■ **Selection**:

.....

Pandas version checks
-
[X] I have checked that this issue has not already been reported.
-
[X] I have confirmed this bug exists on the latest version of pandas.
-
[ ] I have confirmed this bug exists on the main branch of pandas.
Reproducible Example
import pandas as pd
di = pd.DataFrame({'A':[1, 2, 4],'B':[3, 4, -5]}, dtype='Int64')
di.sum().dtypes # dtype('int64')
di.sum(axis=1).dtypes # dtype('float64') ??
di.T.sum().T.dtypes # dtype('int64')
di.T.sum().T - di.sum(axis=1)
# 0 0.0
# 1 0.0
# 2 0.0
# dtype: float64
df = pd.DataFrame({'A':[1, 2, pd.NA, 4],'B':[3, pd.NA, 4, -5]}, dtype="Int64")
assert( (df.sum().dtypes == 'int64') and
(df.sum(axis=1).dtypes == 'float64')and
(df.T.sum().T.dtypes == 'int64') )
dg = pd.DataFrame({'A':[1, 2, None, 4],'B':[3, None, 4, -5]}, dtype='int') # FutureWarning
assert( (dg.sum().dtypes == 'O') and (dg.sum(axis=1).dtypes == 'float64'))
dh = pd.DataFrame({'A':[1, 2, 4],'B':[3, 4, -5]}, dtype='int')
assert(dh.sum().dtypes == dh.sum(axis=1).dtypes == 'int64')
Issue Description
With normal integers dh.sum(axis=1); dh.sum()
the obtained sums are integers as well unless a value is missing, then things go odd (with dg.sum(); dg.sum(axis=1)
) one gets an object or a float.
The proposed solution for this, the Nullable integer type ('Int64'), only partly works here.
Summing along the index axis (0, default), di.sum()
, keeps 'Int64' as would be expected.
But this type is not kept when summing over rows, along the columns-axis.
See code example: with di.sum(axis=1)
the resulting sums are dtype 'float' not 'Int64'.
Using the expected behaviour for axis=0, one can keep 'Int64' after summing rows by means of double transposition .
A pd.NA missing value in a dataframe of dtype 'Int64', also yields a float after summing rows (df.sum(axis=1)
)
Expected Behavior
Nullability of 'Int64', would mean that integers are not becoming floats due to other datatypes or after some normal operation on the dataframe (that would not affect integers, like summing).

.....

■ **Set exercise 1**: Please transcribe the pandas issue text word for word, starting at "See code example: with" and ending at "double transposition .".
The records have no connection to the pandas issue text.

.....

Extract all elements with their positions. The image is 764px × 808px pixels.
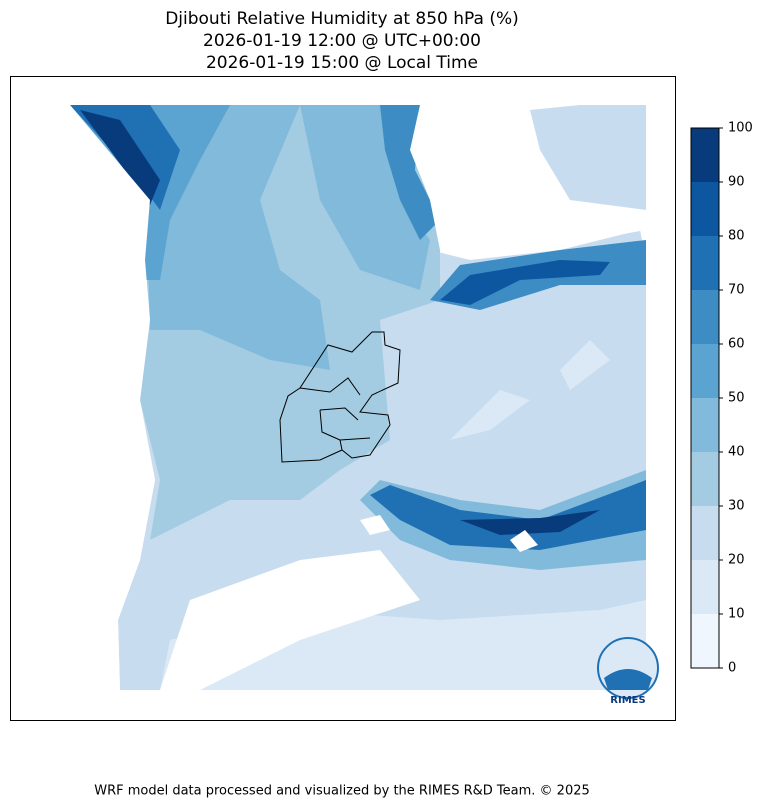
colorbar-tick-label: 40: [728, 445, 745, 460]
colorbar: 0 10 20 30 40 50 60 70 80 90 100: [690, 121, 753, 676]
logo-text: RIMES: [610, 695, 645, 706]
contour-90: [80, 110, 160, 205]
map-frame: [10, 76, 676, 721]
colorbar-segment: [691, 614, 719, 668]
contour-10: [450, 390, 530, 440]
contour-90: [460, 510, 600, 535]
colorbar-segment: [691, 560, 719, 614]
colorbar-tick-label: 20: [728, 553, 745, 568]
title-line: Djibouti Relative Humidity at 850 hPa (%…: [165, 9, 519, 29]
colorbar-tick-label: 10: [728, 607, 745, 622]
map: RIMES: [10, 76, 676, 721]
colorbar-tick-label: 30: [728, 499, 745, 514]
contour-80: [440, 260, 610, 305]
colorbar-segment: [691, 506, 719, 560]
land-mask: [510, 530, 538, 552]
colorbar-segment: [691, 398, 719, 452]
colorbar-tick-label: 70: [728, 283, 745, 298]
colorbar-segment: [691, 236, 719, 290]
colorbar-tick-label: 90: [728, 175, 745, 190]
colorbar-tick-label: 0: [728, 661, 736, 676]
colorbar-segment: [691, 344, 719, 398]
colorbar-segment: [691, 182, 719, 236]
footer: WRF model data processed and visualized …: [94, 784, 590, 799]
title-line: 2026-01-19 15:00 @ Local Time: [206, 53, 478, 73]
land-mask: [160, 550, 420, 690]
contour-10: [560, 340, 610, 390]
country-border: [279, 331, 401, 463]
colorbar-segment: [691, 128, 719, 182]
logo-wave: [604, 669, 652, 690]
colorbar-segment: [691, 452, 719, 506]
land-mask: [360, 515, 390, 535]
colorbar-tick-label: 80: [728, 229, 745, 244]
colorbar-tick-label: 50: [728, 391, 745, 406]
colorbar-tick-label: 100: [728, 121, 753, 136]
colorbar-tick-label: 60: [728, 337, 745, 352]
title-line: 2026-01-19 12:00 @ UTC+00:00: [203, 31, 481, 51]
contour-20: [530, 105, 646, 210]
contour-60: [380, 105, 440, 240]
contour-70: [370, 480, 646, 550]
land-mask: [40, 105, 155, 690]
colorbar-segment: [691, 290, 719, 344]
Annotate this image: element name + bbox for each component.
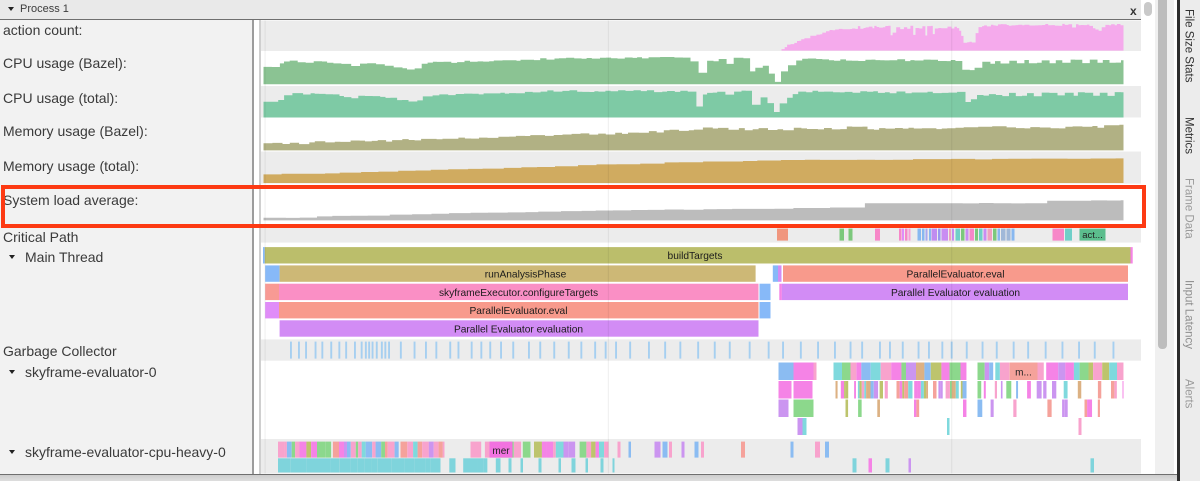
svg-text:m...: m... bbox=[1015, 368, 1032, 379]
svg-text:Parallel Evaluator evaluation: Parallel Evaluator evaluation bbox=[890, 288, 1019, 299]
svg-text:buildTargets: buildTargets bbox=[667, 251, 722, 262]
svg-text:mer: mer bbox=[492, 446, 510, 457]
svg-text:act...: act... bbox=[1082, 230, 1103, 241]
svg-text:skyframeExecutor.configureTarg: skyframeExecutor.configureTargets bbox=[438, 288, 597, 299]
svg-text:runAnalysisPhase: runAnalysisPhase bbox=[484, 270, 566, 281]
svg-text:Parallel Evaluator evaluation: Parallel Evaluator evaluation bbox=[453, 324, 582, 335]
svg-text:ParallelEvaluator.eval: ParallelEvaluator.eval bbox=[469, 306, 567, 317]
svg-text:ParallelEvaluator.eval: ParallelEvaluator.eval bbox=[906, 270, 1004, 281]
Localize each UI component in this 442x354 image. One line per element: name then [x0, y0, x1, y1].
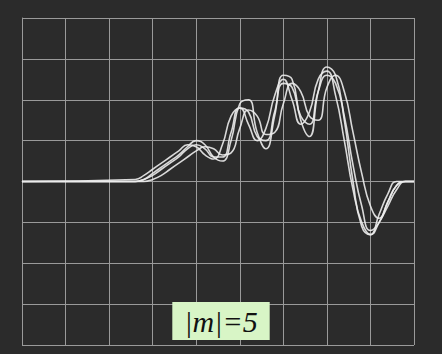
- svg-text:|m|=5: |m|=5: [184, 305, 257, 338]
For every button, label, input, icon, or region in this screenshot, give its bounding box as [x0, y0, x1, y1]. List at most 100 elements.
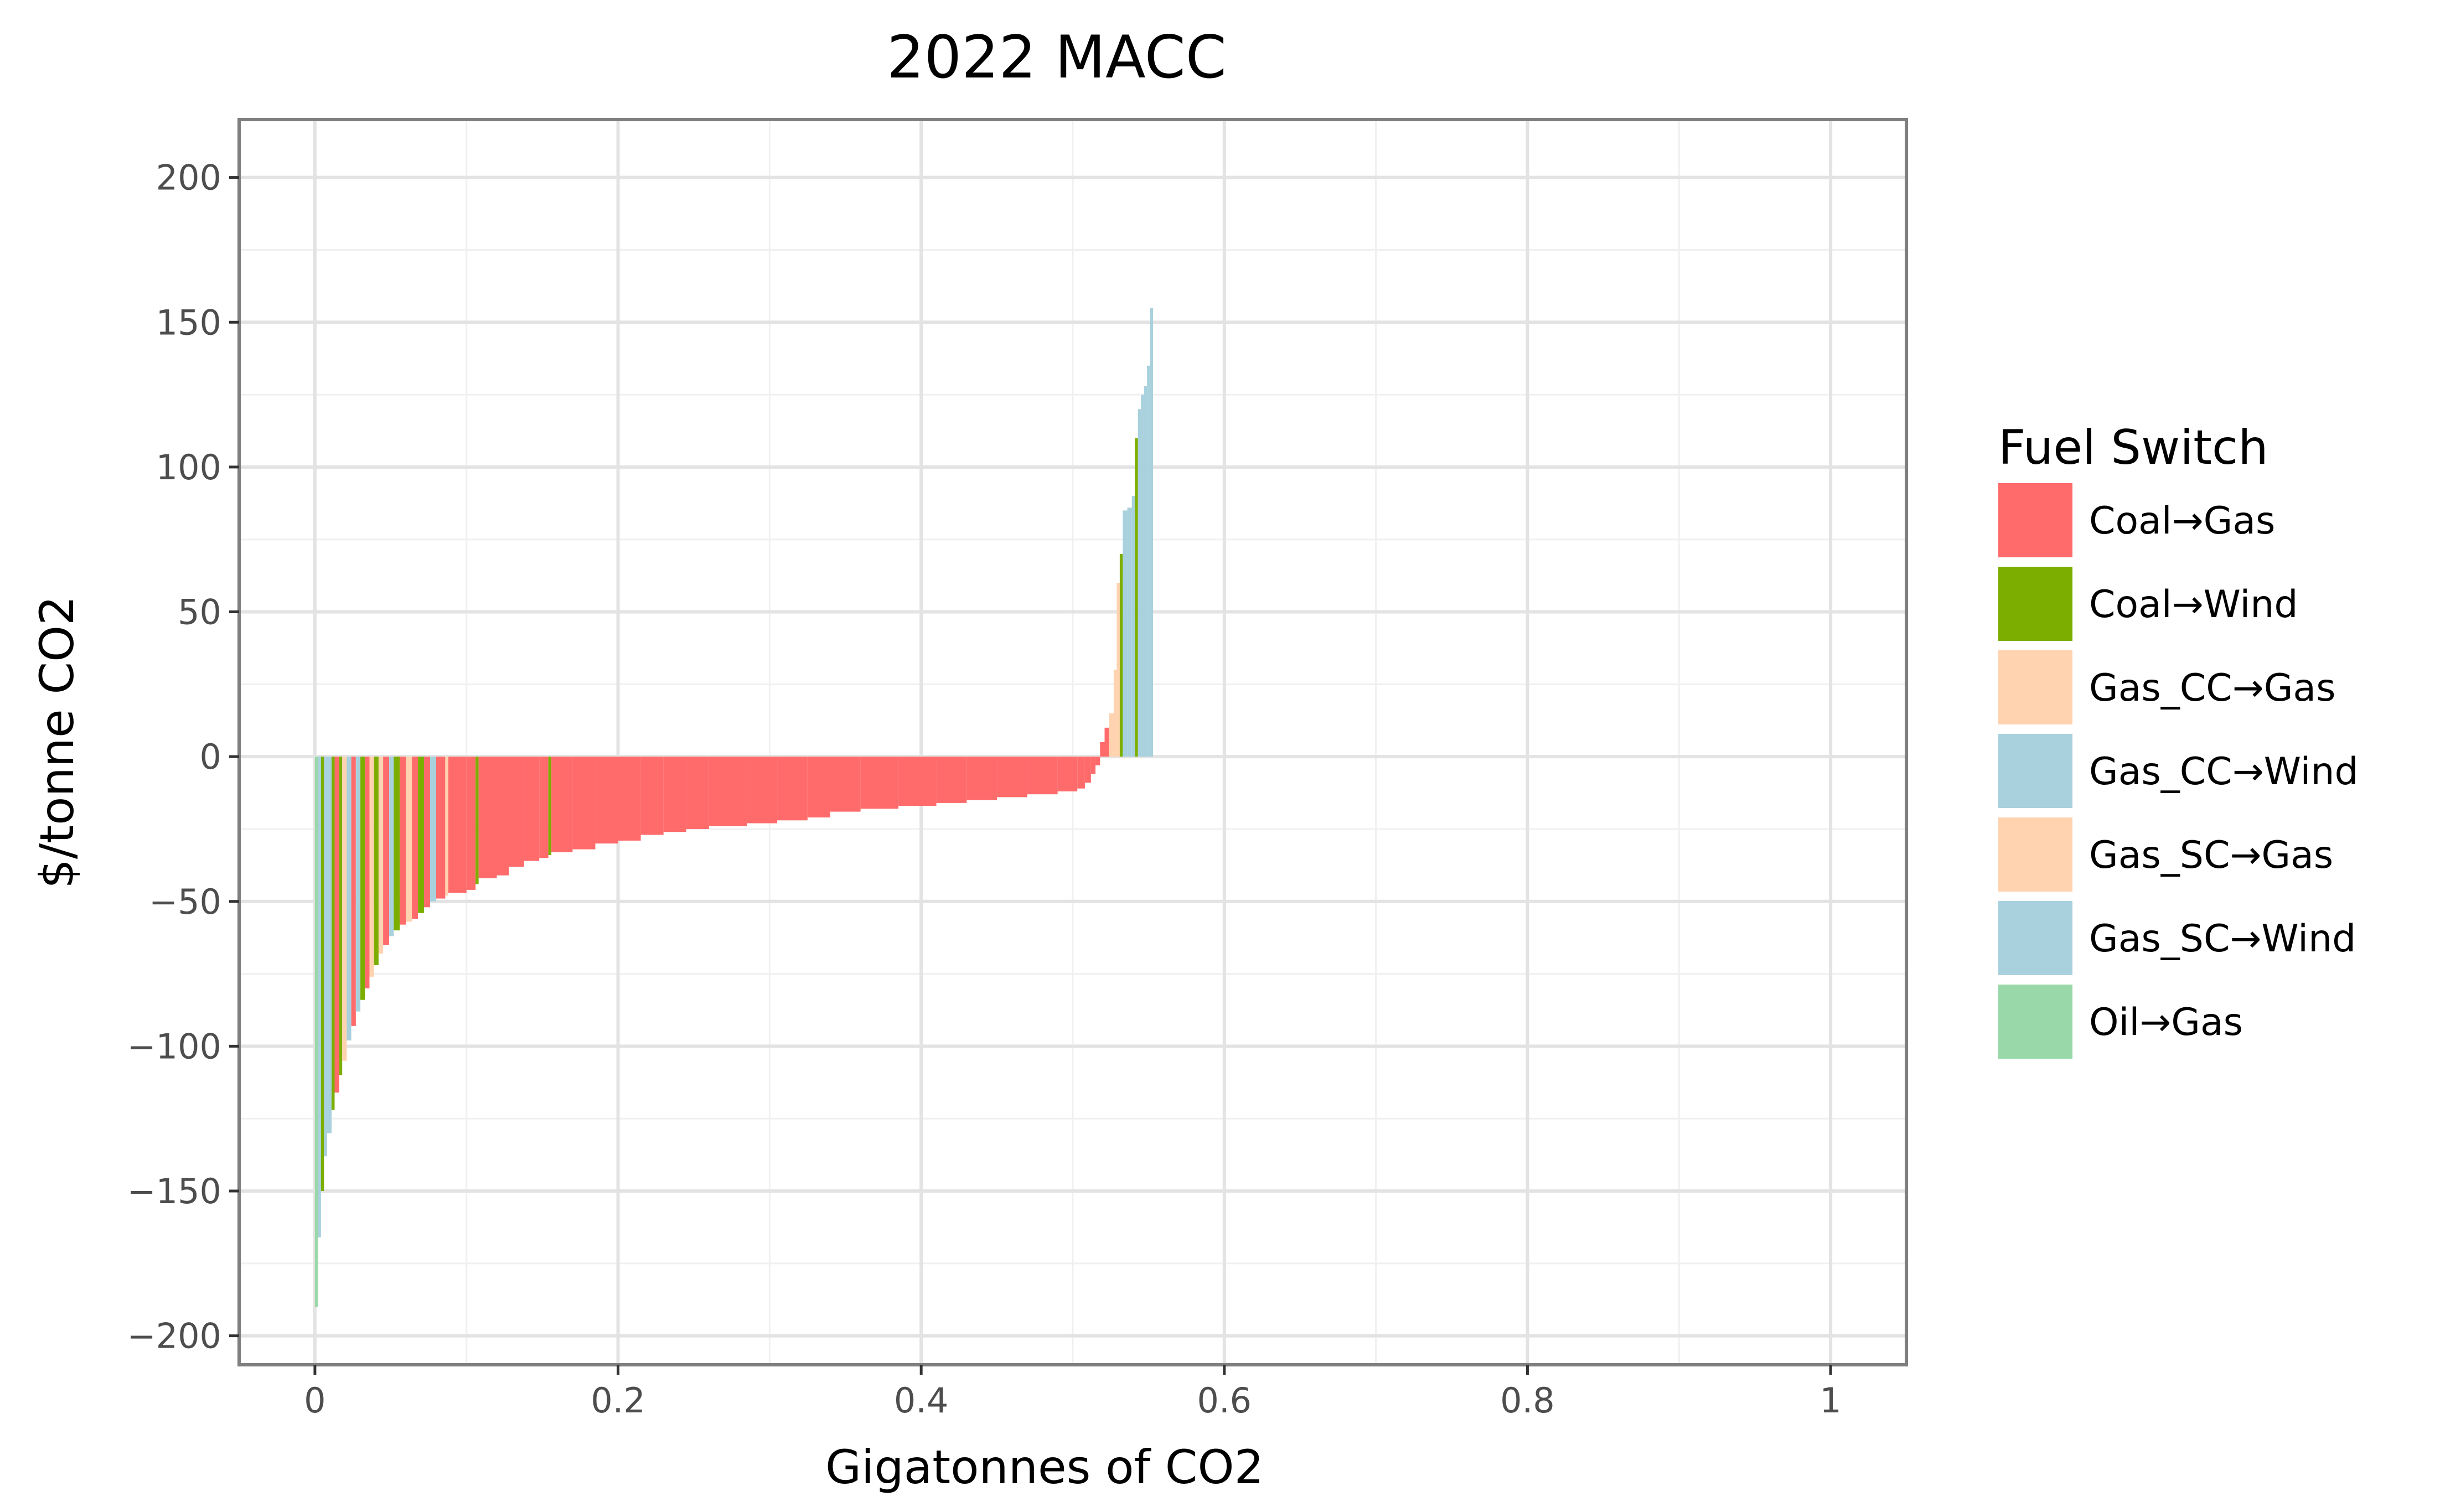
macc-bar: [365, 757, 370, 988]
macc-bar: [997, 757, 1027, 798]
macc-bar: [1116, 583, 1120, 757]
y-tick-label: −50: [149, 882, 221, 922]
macc-bar: [548, 757, 552, 856]
macc-bar: [830, 757, 861, 812]
macc-bar: [539, 757, 549, 858]
macc-bar: [383, 757, 390, 945]
macc-bar: [1113, 670, 1117, 757]
x-tick-label: 0.4: [894, 1380, 949, 1421]
macc-bar: [966, 757, 997, 800]
macc-bar: [1147, 365, 1150, 757]
macc-bar: [360, 757, 365, 1000]
macc-bar: [369, 757, 374, 977]
macc-bar: [1135, 438, 1138, 757]
macc-bar: [314, 757, 318, 1307]
legend-label: Coal→Gas: [2089, 499, 2275, 543]
legend: Fuel Switch Coal→Gas Coal→Wind Gas_CC→Gas G…: [1998, 420, 2359, 1059]
x-tick-label: 0.6: [1197, 1380, 1252, 1421]
y-tick-label: −150: [127, 1171, 221, 1211]
macc-bar: [424, 757, 431, 908]
macc-bar: [747, 757, 778, 824]
macc-bar: [448, 757, 467, 893]
macc-bar: [436, 757, 446, 899]
macc-bar: [475, 757, 479, 884]
macc-bar: [1057, 757, 1078, 791]
macc-bar: [551, 757, 573, 852]
legend-label: Gas_CC→Wind: [2089, 750, 2359, 794]
macc-bar: [1127, 508, 1132, 757]
macc-bar: [572, 757, 596, 850]
macc-bar: [332, 757, 335, 1110]
macc-bar: [339, 757, 343, 1075]
legend-key: [1998, 650, 2072, 724]
macc-bar: [860, 757, 899, 809]
macc-bar: [709, 757, 747, 826]
macc-bar: [640, 757, 664, 835]
macc-bar: [1138, 409, 1141, 757]
legend-label: Gas_SC→Gas: [2089, 833, 2333, 877]
macc-bar: [777, 757, 808, 821]
legend-key: [1998, 901, 2072, 975]
macc-bar: [1104, 727, 1109, 757]
y-tick-label: 50: [178, 592, 221, 633]
macc-bar: [898, 757, 937, 806]
legend-label: Gas_SC→Wind: [2089, 917, 2356, 961]
y-tick-label: 150: [156, 302, 221, 343]
macc-bar: [318, 757, 321, 1237]
macc-bar: [406, 757, 412, 922]
y-tick-label: −100: [127, 1026, 221, 1066]
y-tick-label: 200: [156, 158, 221, 198]
macc-bar: [1131, 496, 1135, 757]
macc-bar: [663, 757, 686, 832]
macc-bar: [618, 757, 641, 841]
legend-title: Fuel Switch: [1998, 420, 2268, 475]
legend-label: Oil→Gas: [2089, 1001, 2243, 1044]
gridlines: [239, 120, 1906, 1365]
macc-bar: [1084, 757, 1091, 783]
macc-bar: [389, 757, 394, 936]
macc-bar: [466, 757, 476, 890]
macc-bar: [807, 757, 830, 818]
macc-bar: [1090, 757, 1096, 774]
macc-bar: [478, 757, 497, 878]
y-axis-title: $/tonne CO2: [30, 596, 84, 888]
plot-border: [237, 118, 1908, 1366]
macc-bar: [394, 757, 400, 931]
macc-bar: [686, 757, 709, 829]
macc-bar: [1144, 386, 1147, 757]
macc-bar: [1141, 395, 1144, 757]
bars-group: [314, 308, 1154, 1307]
macc-bar: [400, 757, 406, 925]
x-tick-label: 1: [1819, 1380, 1841, 1421]
macc-bar: [497, 757, 509, 876]
macc-bar: [342, 757, 347, 1061]
macc-bar: [1100, 742, 1105, 757]
macc-bar: [936, 757, 967, 803]
x-axis: 0 0.2 0.4 0.6 0.8 1: [304, 1365, 1842, 1421]
y-tick-label: 100: [156, 447, 221, 488]
macc-bar: [1027, 757, 1058, 795]
macc-bar: [355, 757, 361, 1012]
macc-bar: [418, 757, 425, 913]
x-tick-label: 0: [304, 1380, 325, 1421]
legend-key: [1998, 985, 2072, 1059]
y-tick-label: −200: [127, 1316, 221, 1356]
macc-bar: [1150, 308, 1154, 757]
macc-bar: [1109, 713, 1114, 757]
macc-bar: [509, 757, 524, 867]
y-tick-label: 0: [200, 737, 221, 777]
macc-bar: [347, 757, 351, 1040]
macc-bar: [374, 757, 379, 965]
x-tick-label: 0.8: [1500, 1380, 1555, 1421]
legend-label: Coal→Wind: [2089, 583, 2298, 626]
chart-title: 2022 MACC: [887, 23, 1227, 91]
macc-bar: [327, 757, 332, 1133]
macc-bar: [1123, 510, 1128, 757]
macc-bar: [1077, 757, 1085, 789]
macc-bar: [1119, 553, 1123, 757]
legend-key: [1998, 483, 2072, 557]
macc-bar: [524, 757, 540, 861]
macc-bar: [595, 757, 618, 844]
legend-key: [1998, 734, 2072, 808]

.....

■ **Set exercise 2**: Filter the records down to each line containing the word "image", copying those lines in full.

■ **Answer 1**:
See code example: with di.sum(axis=1)
the resulting sums are dtype 'float' not 'Int64'.
Using the expected behaviour for axis=0, one can keep 'Int64' after summing rows by means of double transposition .

■ **Answer 2**:
Extract all elements with their positions. The image is 764px × 808px pixels.
Annotate this image: element name + bbox for each component.
Localize each UI component in this 442x354 image. One line per element: name then [x0, y0, x1, y1].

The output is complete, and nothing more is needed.